Written exercise => Copy out all lines that hold "Latitude".

----- Data provided -----

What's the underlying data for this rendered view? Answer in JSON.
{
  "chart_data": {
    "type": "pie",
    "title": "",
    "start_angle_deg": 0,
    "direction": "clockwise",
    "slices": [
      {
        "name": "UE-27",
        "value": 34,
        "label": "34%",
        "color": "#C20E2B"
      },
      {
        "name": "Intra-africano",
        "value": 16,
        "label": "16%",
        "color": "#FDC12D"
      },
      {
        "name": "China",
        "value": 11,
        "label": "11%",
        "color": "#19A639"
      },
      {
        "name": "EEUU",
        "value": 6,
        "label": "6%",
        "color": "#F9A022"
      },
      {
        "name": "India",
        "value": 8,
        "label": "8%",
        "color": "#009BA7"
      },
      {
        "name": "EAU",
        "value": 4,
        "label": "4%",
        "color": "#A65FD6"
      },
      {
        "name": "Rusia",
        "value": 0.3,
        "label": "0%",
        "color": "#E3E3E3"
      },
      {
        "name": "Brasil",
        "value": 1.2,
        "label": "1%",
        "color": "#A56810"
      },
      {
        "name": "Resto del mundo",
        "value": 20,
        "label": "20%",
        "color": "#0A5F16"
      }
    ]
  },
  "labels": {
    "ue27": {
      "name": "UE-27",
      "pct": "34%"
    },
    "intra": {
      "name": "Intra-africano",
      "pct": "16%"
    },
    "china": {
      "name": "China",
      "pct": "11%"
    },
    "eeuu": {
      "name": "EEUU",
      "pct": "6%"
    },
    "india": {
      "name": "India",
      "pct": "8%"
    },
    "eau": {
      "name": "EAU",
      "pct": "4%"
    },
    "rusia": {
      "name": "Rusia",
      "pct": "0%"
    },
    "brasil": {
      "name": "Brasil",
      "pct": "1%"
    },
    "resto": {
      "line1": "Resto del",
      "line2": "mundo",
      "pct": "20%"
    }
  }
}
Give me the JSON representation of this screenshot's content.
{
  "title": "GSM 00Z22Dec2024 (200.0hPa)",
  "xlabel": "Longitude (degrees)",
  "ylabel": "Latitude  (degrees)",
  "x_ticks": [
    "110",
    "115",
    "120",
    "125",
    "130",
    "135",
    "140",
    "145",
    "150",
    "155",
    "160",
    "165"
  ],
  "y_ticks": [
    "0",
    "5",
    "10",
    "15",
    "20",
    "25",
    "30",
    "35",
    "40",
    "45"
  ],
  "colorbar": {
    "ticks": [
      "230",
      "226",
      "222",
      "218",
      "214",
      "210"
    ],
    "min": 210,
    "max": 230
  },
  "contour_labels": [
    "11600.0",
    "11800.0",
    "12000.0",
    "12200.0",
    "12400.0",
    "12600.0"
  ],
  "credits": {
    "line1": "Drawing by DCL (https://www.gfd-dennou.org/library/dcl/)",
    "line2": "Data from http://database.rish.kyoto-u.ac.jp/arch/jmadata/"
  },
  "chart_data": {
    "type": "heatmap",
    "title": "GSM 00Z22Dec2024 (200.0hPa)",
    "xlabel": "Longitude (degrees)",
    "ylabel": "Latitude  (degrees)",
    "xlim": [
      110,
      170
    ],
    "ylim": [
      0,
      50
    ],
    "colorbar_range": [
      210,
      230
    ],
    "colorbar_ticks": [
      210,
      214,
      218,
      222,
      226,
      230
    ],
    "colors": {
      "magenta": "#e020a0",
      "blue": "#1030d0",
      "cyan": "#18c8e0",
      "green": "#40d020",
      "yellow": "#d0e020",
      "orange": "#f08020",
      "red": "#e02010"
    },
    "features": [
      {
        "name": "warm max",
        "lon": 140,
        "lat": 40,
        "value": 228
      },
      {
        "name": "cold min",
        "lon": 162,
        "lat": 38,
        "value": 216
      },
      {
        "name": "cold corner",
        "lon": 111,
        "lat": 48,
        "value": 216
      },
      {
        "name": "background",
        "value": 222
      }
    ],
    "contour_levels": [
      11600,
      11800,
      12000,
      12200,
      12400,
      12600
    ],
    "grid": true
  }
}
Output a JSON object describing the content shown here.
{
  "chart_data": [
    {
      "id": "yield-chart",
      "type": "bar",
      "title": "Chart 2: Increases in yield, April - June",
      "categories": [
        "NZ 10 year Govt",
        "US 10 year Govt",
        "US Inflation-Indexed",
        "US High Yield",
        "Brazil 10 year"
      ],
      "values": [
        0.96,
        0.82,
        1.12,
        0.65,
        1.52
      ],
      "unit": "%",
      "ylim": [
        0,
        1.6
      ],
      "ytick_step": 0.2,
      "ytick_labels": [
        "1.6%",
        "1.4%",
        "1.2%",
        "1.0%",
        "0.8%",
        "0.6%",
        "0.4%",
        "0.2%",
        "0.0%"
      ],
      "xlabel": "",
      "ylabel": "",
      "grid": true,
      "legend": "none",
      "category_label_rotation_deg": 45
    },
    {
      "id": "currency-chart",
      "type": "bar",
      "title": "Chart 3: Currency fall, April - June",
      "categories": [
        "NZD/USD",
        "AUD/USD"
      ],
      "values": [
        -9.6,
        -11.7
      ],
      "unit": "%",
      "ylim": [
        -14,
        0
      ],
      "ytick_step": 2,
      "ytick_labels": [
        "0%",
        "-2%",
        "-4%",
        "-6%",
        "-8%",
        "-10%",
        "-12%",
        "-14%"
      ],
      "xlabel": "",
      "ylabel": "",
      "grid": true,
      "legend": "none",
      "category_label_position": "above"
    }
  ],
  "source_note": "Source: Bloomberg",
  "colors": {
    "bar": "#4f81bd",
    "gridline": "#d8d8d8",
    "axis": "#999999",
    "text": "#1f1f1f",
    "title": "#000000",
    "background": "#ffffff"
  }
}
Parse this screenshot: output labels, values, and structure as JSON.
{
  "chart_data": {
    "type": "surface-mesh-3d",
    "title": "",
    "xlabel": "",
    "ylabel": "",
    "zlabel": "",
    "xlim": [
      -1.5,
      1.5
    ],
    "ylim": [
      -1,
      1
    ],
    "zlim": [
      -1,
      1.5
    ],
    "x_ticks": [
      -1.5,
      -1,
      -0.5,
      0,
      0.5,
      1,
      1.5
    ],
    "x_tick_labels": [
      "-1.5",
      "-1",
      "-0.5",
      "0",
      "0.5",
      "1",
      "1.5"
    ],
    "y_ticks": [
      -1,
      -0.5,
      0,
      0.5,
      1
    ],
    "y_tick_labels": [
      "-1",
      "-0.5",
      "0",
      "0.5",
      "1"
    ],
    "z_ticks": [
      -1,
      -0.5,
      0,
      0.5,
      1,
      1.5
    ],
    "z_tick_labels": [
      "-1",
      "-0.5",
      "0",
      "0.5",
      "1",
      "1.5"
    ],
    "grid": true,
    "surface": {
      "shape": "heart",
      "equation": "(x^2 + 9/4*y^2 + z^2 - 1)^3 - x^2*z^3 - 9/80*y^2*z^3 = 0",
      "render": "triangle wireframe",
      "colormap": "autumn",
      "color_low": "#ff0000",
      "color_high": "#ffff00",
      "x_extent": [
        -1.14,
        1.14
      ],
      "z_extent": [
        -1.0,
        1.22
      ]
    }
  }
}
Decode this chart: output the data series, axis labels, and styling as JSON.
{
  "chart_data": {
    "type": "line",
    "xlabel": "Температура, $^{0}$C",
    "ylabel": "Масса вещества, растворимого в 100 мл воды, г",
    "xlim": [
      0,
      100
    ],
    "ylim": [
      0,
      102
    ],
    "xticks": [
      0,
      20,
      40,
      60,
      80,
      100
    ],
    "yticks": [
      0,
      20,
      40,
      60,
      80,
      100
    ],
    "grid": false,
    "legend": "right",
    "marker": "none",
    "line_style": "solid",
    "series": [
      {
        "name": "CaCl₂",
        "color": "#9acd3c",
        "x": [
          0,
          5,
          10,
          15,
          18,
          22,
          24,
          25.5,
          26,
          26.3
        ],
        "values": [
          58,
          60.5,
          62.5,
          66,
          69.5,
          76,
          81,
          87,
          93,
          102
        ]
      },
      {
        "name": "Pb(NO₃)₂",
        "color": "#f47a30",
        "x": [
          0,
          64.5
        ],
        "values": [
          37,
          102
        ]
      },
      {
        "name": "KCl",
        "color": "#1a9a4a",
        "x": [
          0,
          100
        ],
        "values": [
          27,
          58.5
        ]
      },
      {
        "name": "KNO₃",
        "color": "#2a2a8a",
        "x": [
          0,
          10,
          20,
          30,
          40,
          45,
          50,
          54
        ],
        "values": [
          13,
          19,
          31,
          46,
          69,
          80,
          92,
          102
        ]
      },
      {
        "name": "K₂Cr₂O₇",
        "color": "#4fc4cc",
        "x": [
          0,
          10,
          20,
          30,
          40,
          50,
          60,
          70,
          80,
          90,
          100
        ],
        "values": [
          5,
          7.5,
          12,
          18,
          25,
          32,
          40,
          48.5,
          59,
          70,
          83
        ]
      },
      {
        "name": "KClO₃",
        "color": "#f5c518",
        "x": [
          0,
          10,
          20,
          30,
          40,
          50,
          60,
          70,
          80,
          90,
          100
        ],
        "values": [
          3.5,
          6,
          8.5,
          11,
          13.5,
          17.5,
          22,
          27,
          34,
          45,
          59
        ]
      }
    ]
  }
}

-----

Response to this task =>
  "ylabel": "Latitude  (degrees)",
    "ylabel": "Latitude  (degrees)",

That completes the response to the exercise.